• EXERCISE PROMPT: The entries below should be transcribed in their entirety, exactly as written.

Stored dataset items

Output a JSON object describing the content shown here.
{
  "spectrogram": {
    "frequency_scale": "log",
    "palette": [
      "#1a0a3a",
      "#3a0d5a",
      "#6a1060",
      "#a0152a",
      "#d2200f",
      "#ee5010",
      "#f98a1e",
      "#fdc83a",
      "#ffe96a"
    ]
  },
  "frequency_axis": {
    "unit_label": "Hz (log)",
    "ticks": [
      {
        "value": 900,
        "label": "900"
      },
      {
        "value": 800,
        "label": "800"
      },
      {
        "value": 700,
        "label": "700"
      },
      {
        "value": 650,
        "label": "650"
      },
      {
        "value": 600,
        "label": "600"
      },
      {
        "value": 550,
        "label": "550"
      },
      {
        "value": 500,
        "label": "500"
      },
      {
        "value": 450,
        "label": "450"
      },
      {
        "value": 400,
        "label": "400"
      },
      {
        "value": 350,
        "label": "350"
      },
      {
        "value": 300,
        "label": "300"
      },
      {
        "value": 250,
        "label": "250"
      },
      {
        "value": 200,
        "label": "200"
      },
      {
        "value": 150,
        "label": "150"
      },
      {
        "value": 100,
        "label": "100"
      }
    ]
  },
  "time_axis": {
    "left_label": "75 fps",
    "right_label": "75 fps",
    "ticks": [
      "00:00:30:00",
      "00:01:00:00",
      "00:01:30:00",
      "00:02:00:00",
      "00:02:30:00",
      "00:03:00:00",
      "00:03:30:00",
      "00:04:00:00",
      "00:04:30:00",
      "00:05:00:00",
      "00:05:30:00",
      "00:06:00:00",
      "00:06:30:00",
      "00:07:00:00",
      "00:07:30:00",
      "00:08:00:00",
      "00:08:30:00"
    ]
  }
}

• FINISHED ANSWER:
Output a JSON object describing the content shown here.
{
  "spectrogram": {
    "frequency_scale": "log",
    "palette": [
      "#1a0a3a",
      "#3a0d5a",
      "#6a1060",
      "#a0152a",
      "#d2200f",
      "#ee5010",
      "#f98a1e",
      "#fdc83a",
      "#ffe96a"
    ]
  },
  "frequency_axis": {
    "unit_label": "Hz (log)",
    "ticks": [
      {
        "value": 900,
        "label": "900"
      },
      {
        "value": 800,
        "label": "800"
      },
      {
        "value": 700,
        "label": "700"
      },
      {
        "value": 650,
        "label": "650"
      },
      {
        "value": 600,
        "label": "600"
      },
      {
        "value": 550,
        "label": "550"
      },
      {
        "value": 500,
        "label": "500"
      },
      {
        "value": 450,
        "label": "450"
      },
      {
        "value": 400,
        "label": "400"
      },
      {
        "value": 350,
        "label": "350"
      },
      {
        "value": 300,
        "label": "300"
      },
      {
        "value": 250,
        "label": "250"
      },
      {
        "value": 200,
        "label": "200"
      },
      {
        "value": 150,
        "label": "150"
      },
      {
        "value": 100,
        "label": "100"
      }
    ]
  },
  "time_axis": {
    "left_label": "75 fps",
    "right_label": "75 fps",
    "ticks": [
      "00:00:30:00",
      "00:01:00:00",
      "00:01:30:00",
      "00:02:00:00",
      "00:02:30:00",
      "00:03:00:00",
      "00:03:30:00",
      "00:04:00:00",
      "00:04:30:00",
      "00:05:00:00",
      "00:05:30:00",
      "00:06:00:00",
      "00:06:30:00",
      "00:07:00:00",
      "00:07:30:00",
      "00:08:00:00",
      "00:08:30:00"
    ]
  }
}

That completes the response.